Interface dataset entries:
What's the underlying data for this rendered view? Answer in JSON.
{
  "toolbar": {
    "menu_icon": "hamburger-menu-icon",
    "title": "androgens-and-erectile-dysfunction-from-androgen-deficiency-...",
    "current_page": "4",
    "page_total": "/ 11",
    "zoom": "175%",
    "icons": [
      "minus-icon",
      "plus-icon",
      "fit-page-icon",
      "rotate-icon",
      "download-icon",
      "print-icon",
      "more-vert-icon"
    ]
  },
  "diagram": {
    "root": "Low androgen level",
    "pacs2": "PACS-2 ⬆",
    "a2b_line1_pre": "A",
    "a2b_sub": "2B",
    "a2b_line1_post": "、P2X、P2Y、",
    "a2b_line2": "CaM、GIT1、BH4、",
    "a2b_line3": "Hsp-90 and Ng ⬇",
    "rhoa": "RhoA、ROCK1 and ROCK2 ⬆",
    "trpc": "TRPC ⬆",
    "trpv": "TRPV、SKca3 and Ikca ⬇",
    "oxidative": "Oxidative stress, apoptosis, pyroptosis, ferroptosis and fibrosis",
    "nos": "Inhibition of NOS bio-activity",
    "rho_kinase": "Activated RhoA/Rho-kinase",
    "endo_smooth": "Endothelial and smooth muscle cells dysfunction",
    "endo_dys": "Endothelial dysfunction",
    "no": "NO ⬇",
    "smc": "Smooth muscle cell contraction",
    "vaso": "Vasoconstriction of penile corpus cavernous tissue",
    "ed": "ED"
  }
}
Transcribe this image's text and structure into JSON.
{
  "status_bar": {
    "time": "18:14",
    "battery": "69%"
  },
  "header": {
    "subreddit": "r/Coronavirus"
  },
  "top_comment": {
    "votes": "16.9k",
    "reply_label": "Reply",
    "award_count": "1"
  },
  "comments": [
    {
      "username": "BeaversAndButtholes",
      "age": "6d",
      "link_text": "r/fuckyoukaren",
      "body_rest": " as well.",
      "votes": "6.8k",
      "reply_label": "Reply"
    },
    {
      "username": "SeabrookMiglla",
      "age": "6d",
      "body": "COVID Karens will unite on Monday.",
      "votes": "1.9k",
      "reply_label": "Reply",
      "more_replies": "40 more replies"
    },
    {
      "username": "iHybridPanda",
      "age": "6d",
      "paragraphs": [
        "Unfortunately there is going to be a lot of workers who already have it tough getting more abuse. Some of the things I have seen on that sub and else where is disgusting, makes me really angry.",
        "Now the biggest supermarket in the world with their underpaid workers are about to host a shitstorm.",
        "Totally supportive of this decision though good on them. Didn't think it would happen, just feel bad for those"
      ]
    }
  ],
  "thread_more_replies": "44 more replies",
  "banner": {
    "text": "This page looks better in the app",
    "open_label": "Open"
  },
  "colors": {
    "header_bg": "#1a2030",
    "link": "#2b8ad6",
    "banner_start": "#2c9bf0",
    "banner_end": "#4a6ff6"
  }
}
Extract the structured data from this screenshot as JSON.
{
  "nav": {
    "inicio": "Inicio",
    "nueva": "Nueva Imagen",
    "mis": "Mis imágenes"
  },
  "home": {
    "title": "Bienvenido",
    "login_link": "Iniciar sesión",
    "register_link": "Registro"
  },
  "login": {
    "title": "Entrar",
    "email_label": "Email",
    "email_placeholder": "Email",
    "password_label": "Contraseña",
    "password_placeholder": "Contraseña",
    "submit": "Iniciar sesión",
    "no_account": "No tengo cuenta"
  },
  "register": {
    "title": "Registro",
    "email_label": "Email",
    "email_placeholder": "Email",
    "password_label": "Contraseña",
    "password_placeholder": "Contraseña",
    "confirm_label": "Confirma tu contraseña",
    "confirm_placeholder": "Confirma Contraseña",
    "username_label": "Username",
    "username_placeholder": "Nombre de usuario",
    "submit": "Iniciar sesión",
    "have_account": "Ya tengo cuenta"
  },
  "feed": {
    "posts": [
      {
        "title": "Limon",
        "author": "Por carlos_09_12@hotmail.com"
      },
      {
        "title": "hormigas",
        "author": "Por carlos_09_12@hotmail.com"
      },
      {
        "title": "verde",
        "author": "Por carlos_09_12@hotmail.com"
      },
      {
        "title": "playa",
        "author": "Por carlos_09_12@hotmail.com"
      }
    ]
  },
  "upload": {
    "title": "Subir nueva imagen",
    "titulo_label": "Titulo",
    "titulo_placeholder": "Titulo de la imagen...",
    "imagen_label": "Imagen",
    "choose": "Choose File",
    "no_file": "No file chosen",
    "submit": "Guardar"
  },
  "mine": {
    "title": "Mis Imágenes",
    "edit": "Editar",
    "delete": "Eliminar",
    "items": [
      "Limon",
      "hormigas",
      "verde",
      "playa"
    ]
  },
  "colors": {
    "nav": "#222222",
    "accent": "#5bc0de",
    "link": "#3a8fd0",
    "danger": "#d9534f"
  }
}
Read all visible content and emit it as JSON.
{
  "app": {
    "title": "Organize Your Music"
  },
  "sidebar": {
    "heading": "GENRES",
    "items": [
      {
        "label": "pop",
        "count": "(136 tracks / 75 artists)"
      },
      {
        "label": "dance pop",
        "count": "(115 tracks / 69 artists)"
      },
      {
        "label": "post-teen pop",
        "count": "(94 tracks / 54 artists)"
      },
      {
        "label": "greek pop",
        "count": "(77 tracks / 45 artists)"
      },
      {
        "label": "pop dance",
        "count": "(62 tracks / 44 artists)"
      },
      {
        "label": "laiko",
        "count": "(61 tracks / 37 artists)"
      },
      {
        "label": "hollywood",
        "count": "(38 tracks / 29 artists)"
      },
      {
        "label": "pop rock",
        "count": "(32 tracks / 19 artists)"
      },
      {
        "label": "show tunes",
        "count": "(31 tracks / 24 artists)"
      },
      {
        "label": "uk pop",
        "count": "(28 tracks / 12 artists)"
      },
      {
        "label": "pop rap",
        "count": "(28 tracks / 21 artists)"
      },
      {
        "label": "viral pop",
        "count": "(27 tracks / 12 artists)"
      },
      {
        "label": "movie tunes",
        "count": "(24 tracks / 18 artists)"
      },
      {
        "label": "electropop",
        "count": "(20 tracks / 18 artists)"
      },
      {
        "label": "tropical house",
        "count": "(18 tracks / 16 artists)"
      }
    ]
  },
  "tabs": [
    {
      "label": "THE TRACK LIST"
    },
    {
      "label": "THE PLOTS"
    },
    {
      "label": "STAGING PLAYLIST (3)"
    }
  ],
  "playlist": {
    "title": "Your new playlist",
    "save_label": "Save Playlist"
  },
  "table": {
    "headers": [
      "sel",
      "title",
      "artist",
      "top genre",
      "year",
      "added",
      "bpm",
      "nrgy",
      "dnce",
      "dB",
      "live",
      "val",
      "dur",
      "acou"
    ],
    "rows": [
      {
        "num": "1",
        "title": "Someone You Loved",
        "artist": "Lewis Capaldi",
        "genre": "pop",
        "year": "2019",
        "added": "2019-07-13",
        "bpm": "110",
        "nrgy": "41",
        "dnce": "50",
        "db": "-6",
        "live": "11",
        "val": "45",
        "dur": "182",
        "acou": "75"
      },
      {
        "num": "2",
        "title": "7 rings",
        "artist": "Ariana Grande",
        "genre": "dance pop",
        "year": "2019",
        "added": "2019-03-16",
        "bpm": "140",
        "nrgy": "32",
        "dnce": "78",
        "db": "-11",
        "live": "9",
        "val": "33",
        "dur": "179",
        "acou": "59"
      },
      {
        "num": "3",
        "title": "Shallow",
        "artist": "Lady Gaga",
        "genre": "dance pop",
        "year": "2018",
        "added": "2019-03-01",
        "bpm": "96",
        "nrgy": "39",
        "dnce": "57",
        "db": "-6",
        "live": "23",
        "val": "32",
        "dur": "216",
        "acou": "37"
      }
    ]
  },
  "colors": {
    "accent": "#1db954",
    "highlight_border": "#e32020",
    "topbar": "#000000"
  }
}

> TASK STATEMENT
Find out how many lines in the data above hold the word "JSON". Write only the number.

> RESULT BELOW
4